* [REQUEST]: Swap "Output format" for "Response format" in the rows between the lines holding "Localize all elements." and "x-tick-label: 100 [1271, 803, 1321, 836]", inclusive, and give those lines again with nothing else changed, leaving out the pictures.

** Start EXERCISE INPUTS **

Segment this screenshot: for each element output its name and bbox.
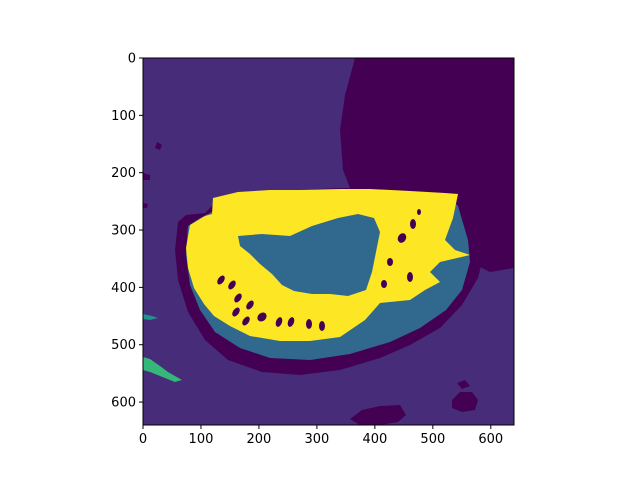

** End EXERCISE INPUTS **
** Start EXERCISE INPUTS **

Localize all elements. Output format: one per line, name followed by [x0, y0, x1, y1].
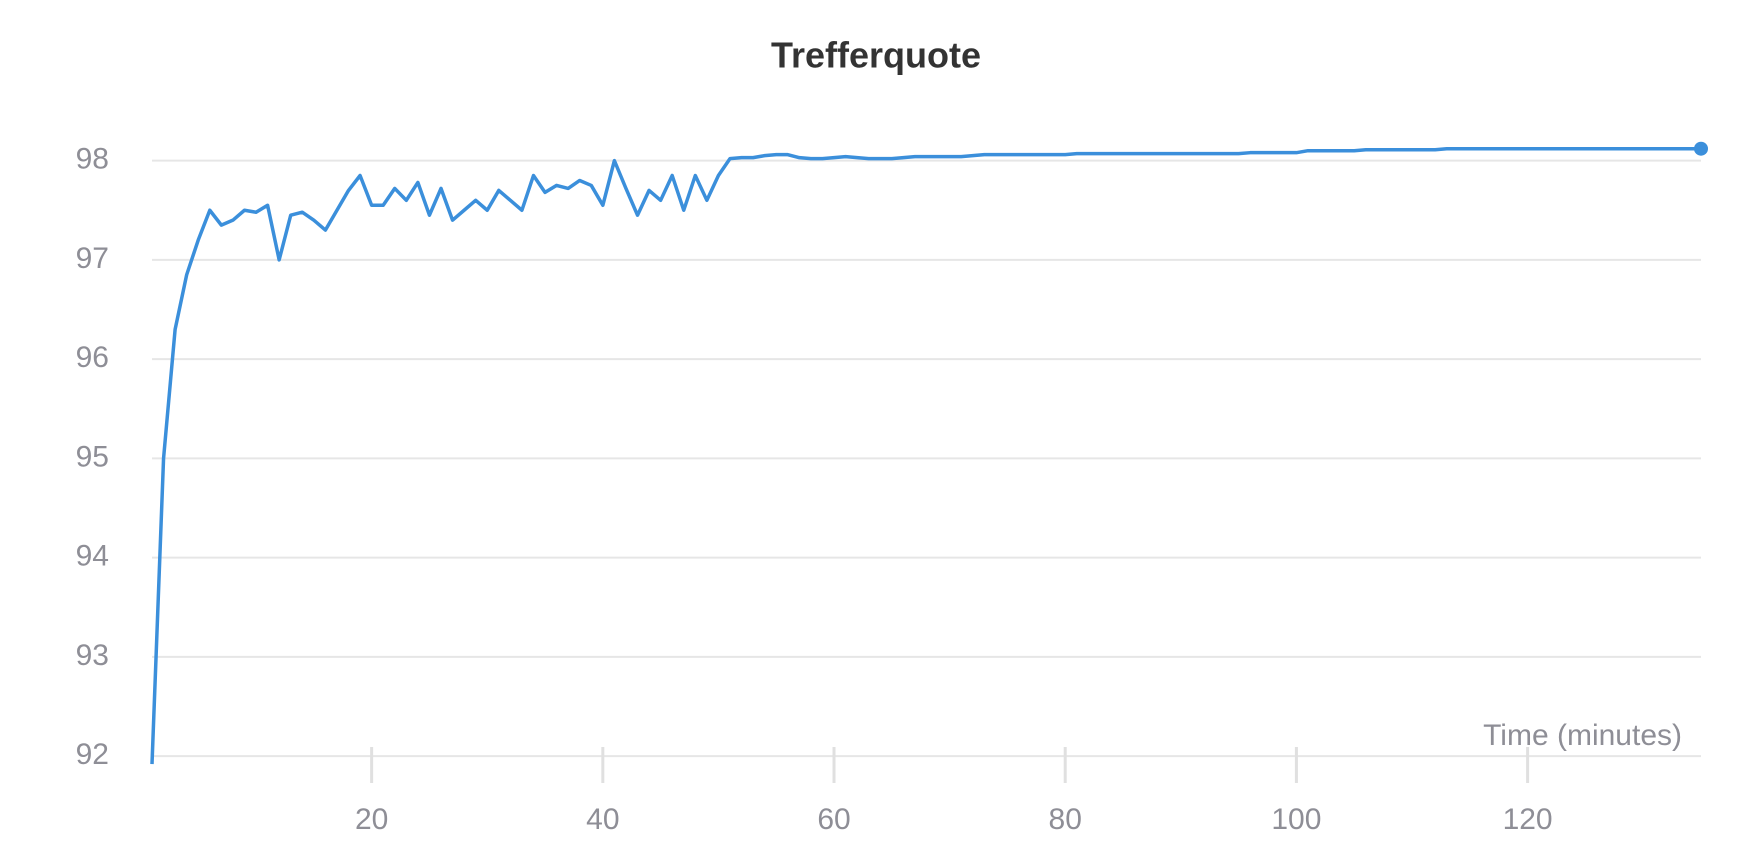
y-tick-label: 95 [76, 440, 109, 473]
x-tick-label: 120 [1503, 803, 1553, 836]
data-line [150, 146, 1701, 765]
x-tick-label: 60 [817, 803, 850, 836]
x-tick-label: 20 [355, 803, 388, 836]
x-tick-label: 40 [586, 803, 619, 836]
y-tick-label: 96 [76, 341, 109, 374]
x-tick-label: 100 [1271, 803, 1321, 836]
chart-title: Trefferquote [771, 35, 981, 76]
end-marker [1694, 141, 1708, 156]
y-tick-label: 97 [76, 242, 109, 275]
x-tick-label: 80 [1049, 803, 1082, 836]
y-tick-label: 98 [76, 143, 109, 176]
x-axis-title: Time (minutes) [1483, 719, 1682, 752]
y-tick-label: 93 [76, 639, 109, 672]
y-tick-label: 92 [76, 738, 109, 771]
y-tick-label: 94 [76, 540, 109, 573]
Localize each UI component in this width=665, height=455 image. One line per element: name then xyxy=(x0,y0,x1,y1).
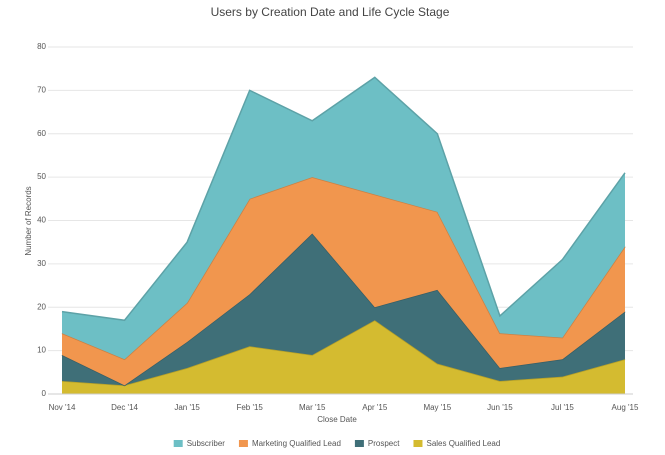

** End EXERCISE INPUTS **

* [SOLUTION TO THE PROBLEM]:
Localize all elements. Response format: one per line, name followed by [x0, y0, x1, y1].
y-tick-label: 95 [76, 440, 109, 473]
x-tick-label: 120 [1503, 803, 1553, 836]
data-line [150, 146, 1701, 765]
x-tick-label: 60 [817, 803, 850, 836]
x-tick-label: 20 [355, 803, 388, 836]
x-tick-label: 40 [586, 803, 619, 836]
y-tick-label: 96 [76, 341, 109, 374]
x-tick-label: 100 [1271, 803, 1321, 836]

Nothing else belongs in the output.